(Collected data entries)
━━━━
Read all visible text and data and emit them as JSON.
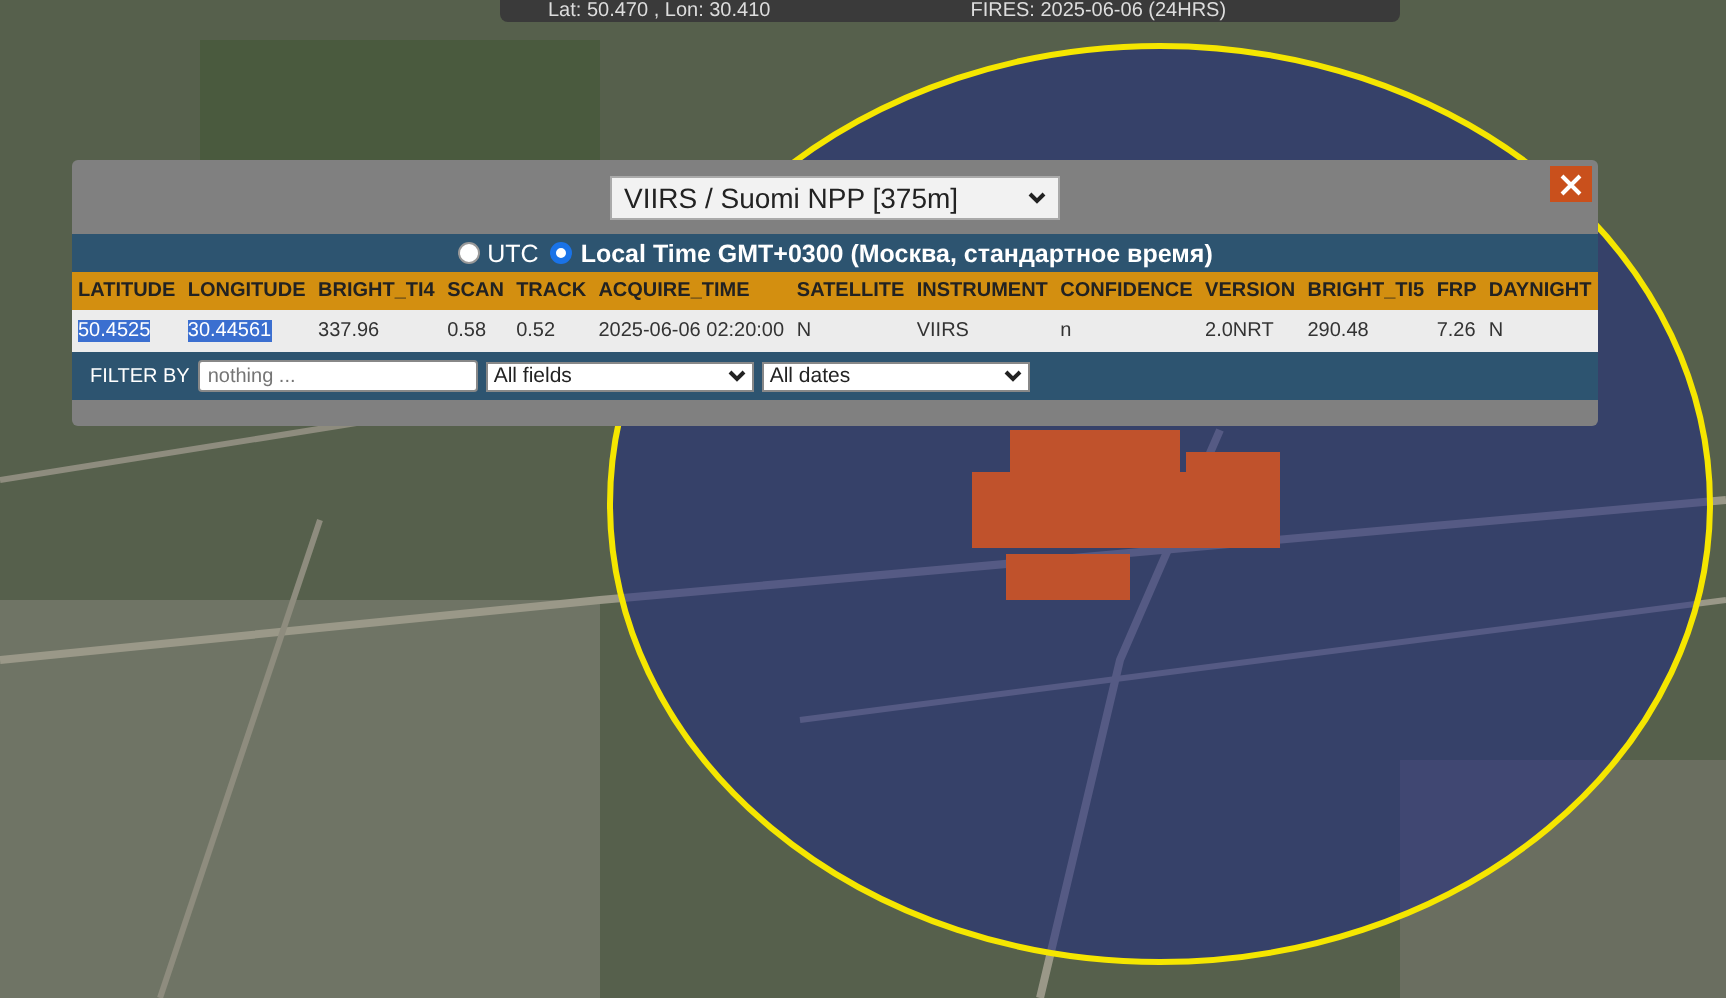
{
  "status_bar": {
    "coordinates": "Lat: 50.470 , Lon: 30.410",
    "fires": "FIRES: 2025-06-06 (24HRS)"
  },
  "popup": {
    "source_select": "VIIRS / Suomi NPP [375m]",
    "time_options": [
      {
        "label": "UTC",
        "selected": false
      },
      {
        "label": "Local Time GMT+0300 (Москва, стандартное время)",
        "selected": true
      }
    ],
    "table": {
      "columns": [
        "LATITUDE",
        "LONGITUDE",
        "BRIGHT_TI4",
        "SCAN",
        "TRACK",
        "ACQUIRE_TIME",
        "SATELLITE",
        "INSTRUMENT",
        "CONFIDENCE",
        "VERSION",
        "BRIGHT_TI5",
        "FRP",
        "DAYNIGHT"
      ],
      "rows": [
        {
          "cells": [
            {
              "text": "50.4525",
              "highlighted": true
            },
            {
              "text": "30.44561",
              "highlighted": true
            },
            {
              "text": "337.96",
              "highlighted": false
            },
            {
              "text": "0.58",
              "highlighted": false
            },
            {
              "text": "0.52",
              "highlighted": false
            },
            {
              "text": "2025-06-06 02:20:00",
              "highlighted": false
            },
            {
              "text": "N",
              "highlighted": false
            },
            {
              "text": "VIIRS",
              "highlighted": false
            },
            {
              "text": "n",
              "highlighted": false
            },
            {
              "text": "2.0NRT",
              "highlighted": false
            },
            {
              "text": "290.48",
              "highlighted": false
            },
            {
              "text": "7.26",
              "highlighted": false
            },
            {
              "text": "N",
              "highlighted": false
            }
          ]
        }
      ]
    },
    "filter": {
      "label": "FILTER BY",
      "placeholder": "nothing ...",
      "field_select": "All fields",
      "date_select": "All dates"
    }
  }
}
━━━━
Quote every entry exactly, with the pictures omitted.

#### WRITTEN ANSWER:
Read all visible text and data and emit them as JSON.
{
  "status_bar": {
    "coordinates": "Lat: 50.470 , Lon: 30.410",
    "fires": "FIRES: 2025-06-06 (24HRS)"
  },
  "popup": {
    "source_select": "VIIRS / Suomi NPP [375m]",
    "time_options": [
      {
        "label": "UTC",
        "selected": false
      },
      {
        "label": "Local Time GMT+0300 (Москва, стандартное время)",
        "selected": true
      }
    ],
    "table": {
      "columns": [
        "LATITUDE",
        "LONGITUDE",
        "BRIGHT_TI4",
        "SCAN",
        "TRACK",
        "ACQUIRE_TIME",
        "SATELLITE",
        "INSTRUMENT",
        "CONFIDENCE",
        "VERSION",
        "BRIGHT_TI5",
        "FRP",
        "DAYNIGHT"
      ],
      "rows": [
        {
          "cells": [
            {
              "text": "50.4525",
              "highlighted": true
            },
            {
              "text": "30.44561",
              "highlighted": true
            },
            {
              "text": "337.96",
              "highlighted": false
            },
            {
              "text": "0.58",
              "highlighted": false
            },
            {
              "text": "0.52",
              "highlighted": false
            },
            {
              "text": "2025-06-06 02:20:00",
              "highlighted": false
            },
            {
              "text": "N",
              "highlighted": false
            },
            {
              "text": "VIIRS",
              "highlighted": false
            },
            {
              "text": "n",
              "highlighted": false
            },
            {
              "text": "2.0NRT",
              "highlighted": false
            },
            {
              "text": "290.48",
              "highlighted": false
            },
            {
              "text": "7.26",
              "highlighted": false
            },
            {
              "text": "N",
              "highlighted": false
            }
          ]
        }
      ]
    },
    "filter": {
      "label": "FILTER BY",
      "placeholder": "nothing ...",
      "field_select": "All fields",
      "date_select": "All dates"
    }
  }
}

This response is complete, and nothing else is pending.